[Dataset items]
-- Start --
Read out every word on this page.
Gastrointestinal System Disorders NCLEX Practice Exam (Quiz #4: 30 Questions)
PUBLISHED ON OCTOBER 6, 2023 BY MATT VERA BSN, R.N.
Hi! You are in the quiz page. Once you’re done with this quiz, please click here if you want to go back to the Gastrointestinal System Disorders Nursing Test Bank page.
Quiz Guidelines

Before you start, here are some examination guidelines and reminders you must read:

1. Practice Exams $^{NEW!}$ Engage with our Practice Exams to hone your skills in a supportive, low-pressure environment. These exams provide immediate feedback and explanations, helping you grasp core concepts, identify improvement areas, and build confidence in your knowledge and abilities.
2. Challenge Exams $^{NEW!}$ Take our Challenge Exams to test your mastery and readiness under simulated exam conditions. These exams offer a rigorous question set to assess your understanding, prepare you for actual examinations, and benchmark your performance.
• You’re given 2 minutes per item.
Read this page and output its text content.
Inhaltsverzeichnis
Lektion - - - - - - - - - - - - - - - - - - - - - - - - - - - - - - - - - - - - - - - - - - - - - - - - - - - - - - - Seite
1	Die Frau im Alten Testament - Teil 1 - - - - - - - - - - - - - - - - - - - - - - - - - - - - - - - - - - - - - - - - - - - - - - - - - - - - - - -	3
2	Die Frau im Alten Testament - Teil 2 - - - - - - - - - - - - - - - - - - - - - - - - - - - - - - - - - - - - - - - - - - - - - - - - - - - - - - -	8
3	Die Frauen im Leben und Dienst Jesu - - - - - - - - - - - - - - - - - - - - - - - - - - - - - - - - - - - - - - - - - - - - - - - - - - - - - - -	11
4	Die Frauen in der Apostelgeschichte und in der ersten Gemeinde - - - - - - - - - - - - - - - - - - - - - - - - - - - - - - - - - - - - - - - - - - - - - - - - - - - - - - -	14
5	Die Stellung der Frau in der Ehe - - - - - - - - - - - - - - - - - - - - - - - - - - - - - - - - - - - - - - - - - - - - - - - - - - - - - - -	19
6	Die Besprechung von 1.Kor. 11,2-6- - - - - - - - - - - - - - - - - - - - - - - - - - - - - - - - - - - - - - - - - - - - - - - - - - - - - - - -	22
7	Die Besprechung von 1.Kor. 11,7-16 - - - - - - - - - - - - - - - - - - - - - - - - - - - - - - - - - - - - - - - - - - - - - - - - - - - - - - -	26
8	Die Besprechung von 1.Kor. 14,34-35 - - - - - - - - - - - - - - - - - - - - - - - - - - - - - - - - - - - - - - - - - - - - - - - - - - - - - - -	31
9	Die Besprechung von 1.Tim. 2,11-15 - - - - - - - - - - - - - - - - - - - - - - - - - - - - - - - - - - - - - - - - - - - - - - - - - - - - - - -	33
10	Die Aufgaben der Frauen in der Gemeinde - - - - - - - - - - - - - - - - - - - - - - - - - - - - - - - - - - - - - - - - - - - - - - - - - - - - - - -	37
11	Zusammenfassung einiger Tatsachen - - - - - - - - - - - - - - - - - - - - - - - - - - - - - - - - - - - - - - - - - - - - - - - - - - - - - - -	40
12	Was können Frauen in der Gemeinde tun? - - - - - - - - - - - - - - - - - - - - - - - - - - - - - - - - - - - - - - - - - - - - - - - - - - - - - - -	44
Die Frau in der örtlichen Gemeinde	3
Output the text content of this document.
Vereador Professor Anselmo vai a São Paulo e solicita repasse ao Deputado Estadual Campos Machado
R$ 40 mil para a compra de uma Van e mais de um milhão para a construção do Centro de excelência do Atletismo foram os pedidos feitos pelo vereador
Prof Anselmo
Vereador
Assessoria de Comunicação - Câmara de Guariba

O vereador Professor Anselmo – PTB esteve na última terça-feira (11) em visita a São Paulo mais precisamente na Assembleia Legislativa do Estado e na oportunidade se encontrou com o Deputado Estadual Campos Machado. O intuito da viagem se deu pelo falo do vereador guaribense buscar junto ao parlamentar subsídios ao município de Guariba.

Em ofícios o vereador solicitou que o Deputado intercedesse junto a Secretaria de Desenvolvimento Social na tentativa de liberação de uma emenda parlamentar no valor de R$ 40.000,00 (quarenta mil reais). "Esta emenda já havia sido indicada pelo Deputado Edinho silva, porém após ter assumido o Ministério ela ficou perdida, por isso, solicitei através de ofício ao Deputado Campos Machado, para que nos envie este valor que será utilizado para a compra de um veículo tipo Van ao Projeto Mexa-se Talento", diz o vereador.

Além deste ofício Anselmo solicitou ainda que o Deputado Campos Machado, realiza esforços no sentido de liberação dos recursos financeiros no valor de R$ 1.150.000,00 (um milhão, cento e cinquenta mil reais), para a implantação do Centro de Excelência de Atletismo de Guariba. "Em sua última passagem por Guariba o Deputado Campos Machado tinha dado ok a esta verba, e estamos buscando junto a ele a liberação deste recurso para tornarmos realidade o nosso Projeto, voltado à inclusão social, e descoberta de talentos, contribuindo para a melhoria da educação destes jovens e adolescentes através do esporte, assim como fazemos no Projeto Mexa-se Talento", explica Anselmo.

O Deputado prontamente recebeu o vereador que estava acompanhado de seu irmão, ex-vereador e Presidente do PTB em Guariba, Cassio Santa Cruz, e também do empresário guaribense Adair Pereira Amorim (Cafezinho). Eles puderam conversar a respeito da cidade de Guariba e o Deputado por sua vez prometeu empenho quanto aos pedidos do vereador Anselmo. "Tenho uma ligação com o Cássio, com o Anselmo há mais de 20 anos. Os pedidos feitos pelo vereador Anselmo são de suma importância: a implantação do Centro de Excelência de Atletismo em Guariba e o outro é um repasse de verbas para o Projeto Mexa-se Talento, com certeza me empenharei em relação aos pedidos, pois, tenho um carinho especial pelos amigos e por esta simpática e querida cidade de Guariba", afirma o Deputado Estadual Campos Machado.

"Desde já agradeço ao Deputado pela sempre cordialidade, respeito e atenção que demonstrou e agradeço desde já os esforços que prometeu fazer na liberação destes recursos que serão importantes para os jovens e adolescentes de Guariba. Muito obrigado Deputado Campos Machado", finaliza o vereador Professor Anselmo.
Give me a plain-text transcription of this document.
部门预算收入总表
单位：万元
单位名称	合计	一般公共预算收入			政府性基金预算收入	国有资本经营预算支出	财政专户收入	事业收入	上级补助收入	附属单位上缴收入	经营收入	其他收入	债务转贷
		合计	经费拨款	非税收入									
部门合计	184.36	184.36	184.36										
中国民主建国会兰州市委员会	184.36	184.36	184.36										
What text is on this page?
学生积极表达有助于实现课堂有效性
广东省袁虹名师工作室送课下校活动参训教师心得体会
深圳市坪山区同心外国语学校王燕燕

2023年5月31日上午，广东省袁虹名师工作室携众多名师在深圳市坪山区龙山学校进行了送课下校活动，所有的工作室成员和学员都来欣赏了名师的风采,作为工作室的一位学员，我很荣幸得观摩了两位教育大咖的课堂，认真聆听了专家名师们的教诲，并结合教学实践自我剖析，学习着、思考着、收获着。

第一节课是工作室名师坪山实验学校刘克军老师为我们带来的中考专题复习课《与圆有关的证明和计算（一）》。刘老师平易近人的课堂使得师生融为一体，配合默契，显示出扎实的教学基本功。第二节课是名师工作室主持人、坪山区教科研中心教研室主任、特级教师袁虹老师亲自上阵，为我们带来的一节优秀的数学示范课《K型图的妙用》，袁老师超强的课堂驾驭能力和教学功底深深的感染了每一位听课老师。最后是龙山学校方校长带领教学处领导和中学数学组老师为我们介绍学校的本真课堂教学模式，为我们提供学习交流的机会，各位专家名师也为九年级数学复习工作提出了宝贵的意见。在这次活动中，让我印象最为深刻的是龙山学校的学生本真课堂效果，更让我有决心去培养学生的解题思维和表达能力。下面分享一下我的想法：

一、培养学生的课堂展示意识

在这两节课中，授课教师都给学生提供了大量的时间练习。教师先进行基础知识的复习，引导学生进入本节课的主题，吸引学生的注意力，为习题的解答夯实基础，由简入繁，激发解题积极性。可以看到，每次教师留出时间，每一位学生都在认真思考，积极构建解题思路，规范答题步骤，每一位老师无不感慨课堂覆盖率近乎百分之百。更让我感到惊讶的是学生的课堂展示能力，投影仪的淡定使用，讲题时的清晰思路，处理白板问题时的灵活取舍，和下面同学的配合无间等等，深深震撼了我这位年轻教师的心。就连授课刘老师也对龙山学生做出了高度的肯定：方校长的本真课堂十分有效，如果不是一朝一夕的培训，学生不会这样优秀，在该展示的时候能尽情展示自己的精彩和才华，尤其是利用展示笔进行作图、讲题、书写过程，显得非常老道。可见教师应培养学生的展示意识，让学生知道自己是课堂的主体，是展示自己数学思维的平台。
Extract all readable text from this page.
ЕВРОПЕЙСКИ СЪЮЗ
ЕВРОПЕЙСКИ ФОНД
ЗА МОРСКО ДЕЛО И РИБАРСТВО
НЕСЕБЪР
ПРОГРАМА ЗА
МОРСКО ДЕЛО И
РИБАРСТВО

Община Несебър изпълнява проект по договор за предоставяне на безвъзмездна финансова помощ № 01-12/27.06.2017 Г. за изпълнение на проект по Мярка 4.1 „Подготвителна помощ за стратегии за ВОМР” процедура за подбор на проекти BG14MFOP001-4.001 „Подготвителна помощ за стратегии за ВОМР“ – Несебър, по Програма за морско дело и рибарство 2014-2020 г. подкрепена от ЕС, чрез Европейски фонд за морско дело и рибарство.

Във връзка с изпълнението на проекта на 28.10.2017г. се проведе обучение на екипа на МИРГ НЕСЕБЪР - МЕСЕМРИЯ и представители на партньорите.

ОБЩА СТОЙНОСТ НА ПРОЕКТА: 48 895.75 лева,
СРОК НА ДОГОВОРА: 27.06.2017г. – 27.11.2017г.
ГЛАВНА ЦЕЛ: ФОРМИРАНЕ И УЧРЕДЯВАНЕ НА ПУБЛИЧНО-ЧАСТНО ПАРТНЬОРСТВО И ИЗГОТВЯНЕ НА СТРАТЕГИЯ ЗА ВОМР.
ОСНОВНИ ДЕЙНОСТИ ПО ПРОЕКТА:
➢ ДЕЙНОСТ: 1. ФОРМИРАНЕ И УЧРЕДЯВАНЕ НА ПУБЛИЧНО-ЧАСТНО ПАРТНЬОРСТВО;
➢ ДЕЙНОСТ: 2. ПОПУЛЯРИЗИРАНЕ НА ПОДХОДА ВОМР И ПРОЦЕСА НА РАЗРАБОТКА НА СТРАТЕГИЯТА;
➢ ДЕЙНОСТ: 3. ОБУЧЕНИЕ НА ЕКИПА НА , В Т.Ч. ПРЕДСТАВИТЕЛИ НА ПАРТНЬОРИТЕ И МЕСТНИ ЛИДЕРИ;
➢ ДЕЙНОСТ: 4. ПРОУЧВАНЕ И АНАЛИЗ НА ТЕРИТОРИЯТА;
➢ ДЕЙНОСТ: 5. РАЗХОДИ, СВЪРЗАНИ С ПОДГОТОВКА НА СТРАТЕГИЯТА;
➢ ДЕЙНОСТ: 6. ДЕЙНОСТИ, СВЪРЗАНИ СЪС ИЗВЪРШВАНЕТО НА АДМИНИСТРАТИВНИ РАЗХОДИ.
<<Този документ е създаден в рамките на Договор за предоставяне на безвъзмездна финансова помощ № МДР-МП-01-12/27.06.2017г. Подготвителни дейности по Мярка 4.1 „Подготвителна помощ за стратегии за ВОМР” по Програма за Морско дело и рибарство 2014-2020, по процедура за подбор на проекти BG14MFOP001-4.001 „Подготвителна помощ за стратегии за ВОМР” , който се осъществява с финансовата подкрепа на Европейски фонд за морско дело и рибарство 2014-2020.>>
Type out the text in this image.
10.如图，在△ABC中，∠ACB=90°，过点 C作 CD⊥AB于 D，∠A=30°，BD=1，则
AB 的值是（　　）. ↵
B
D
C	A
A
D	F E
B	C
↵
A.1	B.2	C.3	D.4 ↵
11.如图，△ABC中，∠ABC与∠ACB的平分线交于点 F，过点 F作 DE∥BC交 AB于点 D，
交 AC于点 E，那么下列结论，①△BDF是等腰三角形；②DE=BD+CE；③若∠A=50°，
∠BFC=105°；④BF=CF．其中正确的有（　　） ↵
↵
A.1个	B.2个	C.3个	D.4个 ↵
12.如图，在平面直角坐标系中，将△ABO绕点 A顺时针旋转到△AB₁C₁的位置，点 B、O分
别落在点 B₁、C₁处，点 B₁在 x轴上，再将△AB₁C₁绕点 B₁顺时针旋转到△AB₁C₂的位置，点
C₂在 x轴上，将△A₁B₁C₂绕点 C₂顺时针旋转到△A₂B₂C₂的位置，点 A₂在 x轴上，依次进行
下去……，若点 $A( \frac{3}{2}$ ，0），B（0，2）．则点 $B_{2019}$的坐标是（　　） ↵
-- End --
Exercise: Your task is to return, exactly and on their own, the lines from the one containing "Type out the text in this image." through the last line of the listing.

Final result:
Type out the text in this image.
10.如图，在△ABC中，∠ACB=90°，过点 C作 CD⊥AB于 D，∠A=30°，BD=1，则
AB 的值是（　　）. ↵
B
D
C	A
A
D	F E
B	C
↵
A.1	B.2	C.3	D.4 ↵
11.如图，△ABC中，∠ABC与∠ACB的平分线交于点 F，过点 F作 DE∥BC交 AB于点 D，
交 AC于点 E，那么下列结论，①△BDF是等腰三角形；②DE=BD+CE；③若∠A=50°，
∠BFC=105°；④BF=CF．其中正确的有（　　） ↵
↵
A.1个	B.2个	C.3个	D.4个 ↵
12.如图，在平面直角坐标系中，将△ABO绕点 A顺时针旋转到△AB₁C₁的位置，点 B、O分
别落在点 B₁、C₁处，点 B₁在 x轴上，再将△AB₁C₁绕点 B₁顺时针旋转到△AB₁C₂的位置，点
C₂在 x轴上，将△A₁B₁C₂绕点 C₂顺时针旋转到△A₂B₂C₂的位置，点 A₂在 x轴上，依次进行
下去……，若点 $A( \frac{3}{2}$ ，0），B（0，2）．则点 $B_{2019}$的坐标是（　　） ↵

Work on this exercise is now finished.